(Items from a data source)
◇ ◇ ◇ ◇ ◇ ◇ ◇
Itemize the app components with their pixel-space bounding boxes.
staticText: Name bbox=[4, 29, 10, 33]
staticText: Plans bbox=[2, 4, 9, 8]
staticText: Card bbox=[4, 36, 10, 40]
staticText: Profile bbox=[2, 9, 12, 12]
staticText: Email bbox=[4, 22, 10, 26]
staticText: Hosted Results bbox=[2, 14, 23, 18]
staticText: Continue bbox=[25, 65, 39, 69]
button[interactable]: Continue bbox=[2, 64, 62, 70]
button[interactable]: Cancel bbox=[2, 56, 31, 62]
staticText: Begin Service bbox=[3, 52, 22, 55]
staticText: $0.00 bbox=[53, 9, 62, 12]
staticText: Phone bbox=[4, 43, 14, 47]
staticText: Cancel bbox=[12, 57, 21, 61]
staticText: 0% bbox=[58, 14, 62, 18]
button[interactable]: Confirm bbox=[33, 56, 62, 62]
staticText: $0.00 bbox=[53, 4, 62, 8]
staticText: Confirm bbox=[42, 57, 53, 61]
◇ ◇ ◇ ◇ ◇ ◇ ◇
WHAT THE TASK REQUIRES
Recast the stretch of records from the start through the line containing "staticText: Phone bbox=[4, 43, 14, 47]" as a JSON list of strings, with one string per line and any blank lines left out.

COMPLETED EXERCISE
[
  "Itemize the app components with their pixel-space bounding boxes.",
  "staticText: Name bbox=[4, 29, 10, 33]",
  "staticText: Plans bbox=[2, 4, 9, 8]",
  "staticText: Card bbox=[4, 36, 10, 40]",
  "staticText: Profile bbox=[2, 9, 12, 12]",
  "staticText: Email bbox=[4, 22, 10, 26]",
  "staticText: Hosted Results bbox=[2, 14, 23, 18]",
  "staticText: Continue bbox=[25, 65, 39, 69]",
  "button[interactable]: Continue bbox=[2, 64, 62, 70]",
  "button[interactable]: Cancel bbox=[2, 56, 31, 62]",
  "staticText: Begin Service bbox=[3, 52, 22, 55]",
  "staticText: $0.00 bbox=[53, 9, 62, 12]",
  "staticText: Phone bbox=[4, 43, 14, 47]"
]